[Records]
*****

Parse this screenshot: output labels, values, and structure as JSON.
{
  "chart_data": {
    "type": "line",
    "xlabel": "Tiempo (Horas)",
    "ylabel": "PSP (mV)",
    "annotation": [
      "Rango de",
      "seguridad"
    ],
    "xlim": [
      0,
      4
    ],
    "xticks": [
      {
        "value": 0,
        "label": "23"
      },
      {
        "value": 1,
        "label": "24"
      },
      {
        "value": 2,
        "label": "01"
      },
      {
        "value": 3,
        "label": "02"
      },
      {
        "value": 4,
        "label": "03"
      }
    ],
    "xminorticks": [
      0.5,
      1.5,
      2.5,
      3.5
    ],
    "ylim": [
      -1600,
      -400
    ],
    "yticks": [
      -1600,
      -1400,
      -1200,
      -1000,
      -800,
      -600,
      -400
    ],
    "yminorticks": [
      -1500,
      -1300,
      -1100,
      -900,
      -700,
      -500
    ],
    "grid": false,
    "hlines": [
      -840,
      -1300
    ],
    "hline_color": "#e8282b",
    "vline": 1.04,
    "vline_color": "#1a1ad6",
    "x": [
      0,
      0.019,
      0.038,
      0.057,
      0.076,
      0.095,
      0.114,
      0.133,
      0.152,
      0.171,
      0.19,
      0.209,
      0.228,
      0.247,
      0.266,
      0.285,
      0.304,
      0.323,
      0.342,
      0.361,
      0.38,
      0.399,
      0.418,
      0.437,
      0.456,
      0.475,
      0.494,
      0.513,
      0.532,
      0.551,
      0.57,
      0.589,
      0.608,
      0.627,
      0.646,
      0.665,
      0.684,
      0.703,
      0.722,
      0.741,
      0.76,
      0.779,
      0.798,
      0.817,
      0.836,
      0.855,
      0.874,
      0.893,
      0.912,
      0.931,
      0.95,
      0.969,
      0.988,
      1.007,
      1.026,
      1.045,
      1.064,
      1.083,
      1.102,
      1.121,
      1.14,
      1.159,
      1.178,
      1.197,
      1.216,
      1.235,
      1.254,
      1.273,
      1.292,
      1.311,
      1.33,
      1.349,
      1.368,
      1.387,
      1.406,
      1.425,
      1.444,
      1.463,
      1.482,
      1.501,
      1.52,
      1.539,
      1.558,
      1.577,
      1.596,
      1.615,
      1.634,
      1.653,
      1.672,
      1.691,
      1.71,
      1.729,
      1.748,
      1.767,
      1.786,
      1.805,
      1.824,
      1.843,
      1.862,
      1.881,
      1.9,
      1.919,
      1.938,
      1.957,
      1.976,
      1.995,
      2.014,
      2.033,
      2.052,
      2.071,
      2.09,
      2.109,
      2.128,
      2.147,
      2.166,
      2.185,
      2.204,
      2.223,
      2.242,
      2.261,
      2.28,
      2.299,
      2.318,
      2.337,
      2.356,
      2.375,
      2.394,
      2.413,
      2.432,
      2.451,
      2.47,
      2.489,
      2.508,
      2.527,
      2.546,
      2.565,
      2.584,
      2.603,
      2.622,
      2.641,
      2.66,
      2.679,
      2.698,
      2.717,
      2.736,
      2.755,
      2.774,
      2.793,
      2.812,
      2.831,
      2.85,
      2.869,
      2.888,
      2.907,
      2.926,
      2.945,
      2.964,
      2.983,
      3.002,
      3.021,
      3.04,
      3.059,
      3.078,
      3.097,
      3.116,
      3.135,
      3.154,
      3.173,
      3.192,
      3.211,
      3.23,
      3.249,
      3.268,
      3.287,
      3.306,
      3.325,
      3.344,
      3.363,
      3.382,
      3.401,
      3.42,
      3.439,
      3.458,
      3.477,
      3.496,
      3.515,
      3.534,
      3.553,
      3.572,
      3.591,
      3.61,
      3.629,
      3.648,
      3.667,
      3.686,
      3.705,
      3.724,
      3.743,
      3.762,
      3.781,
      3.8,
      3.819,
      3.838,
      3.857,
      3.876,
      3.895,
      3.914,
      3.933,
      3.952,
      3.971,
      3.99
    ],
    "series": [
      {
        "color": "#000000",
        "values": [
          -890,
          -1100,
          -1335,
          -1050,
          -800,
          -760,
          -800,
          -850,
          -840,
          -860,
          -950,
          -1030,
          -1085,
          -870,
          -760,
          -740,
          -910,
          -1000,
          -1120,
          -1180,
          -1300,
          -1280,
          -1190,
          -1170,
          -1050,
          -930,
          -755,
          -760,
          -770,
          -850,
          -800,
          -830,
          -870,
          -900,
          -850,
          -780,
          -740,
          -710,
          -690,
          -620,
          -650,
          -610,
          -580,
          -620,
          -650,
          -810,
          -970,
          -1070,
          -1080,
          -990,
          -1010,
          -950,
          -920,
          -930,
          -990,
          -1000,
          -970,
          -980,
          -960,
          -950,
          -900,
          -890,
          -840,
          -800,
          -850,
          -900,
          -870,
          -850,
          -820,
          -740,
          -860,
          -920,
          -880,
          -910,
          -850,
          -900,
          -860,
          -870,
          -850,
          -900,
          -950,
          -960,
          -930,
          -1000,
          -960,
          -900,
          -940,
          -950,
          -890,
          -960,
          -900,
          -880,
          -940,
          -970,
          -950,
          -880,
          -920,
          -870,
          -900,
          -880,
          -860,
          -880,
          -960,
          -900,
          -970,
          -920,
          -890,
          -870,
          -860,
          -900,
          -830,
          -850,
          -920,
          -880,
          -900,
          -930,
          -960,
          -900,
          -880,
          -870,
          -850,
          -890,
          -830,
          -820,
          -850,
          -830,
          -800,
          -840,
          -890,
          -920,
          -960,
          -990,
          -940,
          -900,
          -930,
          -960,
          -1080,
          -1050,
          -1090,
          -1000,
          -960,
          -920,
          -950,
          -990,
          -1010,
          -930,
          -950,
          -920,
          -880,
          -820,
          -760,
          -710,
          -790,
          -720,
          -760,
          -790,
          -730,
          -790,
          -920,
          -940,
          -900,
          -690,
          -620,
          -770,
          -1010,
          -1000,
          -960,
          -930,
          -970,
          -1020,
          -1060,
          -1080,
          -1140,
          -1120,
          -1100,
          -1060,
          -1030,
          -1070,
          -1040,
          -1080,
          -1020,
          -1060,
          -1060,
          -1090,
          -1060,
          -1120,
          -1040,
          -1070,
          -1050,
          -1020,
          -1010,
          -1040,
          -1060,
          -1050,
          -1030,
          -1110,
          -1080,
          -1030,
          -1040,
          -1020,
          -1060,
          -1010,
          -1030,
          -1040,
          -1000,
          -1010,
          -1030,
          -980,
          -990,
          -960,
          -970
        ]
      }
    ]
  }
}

*****

--- Problem to work on ---
Copy out each line in the preceding records that contains "values".

--- Worked solution ---
Parse this screenshot: output labels, values, and structure as JSON.
        "values": [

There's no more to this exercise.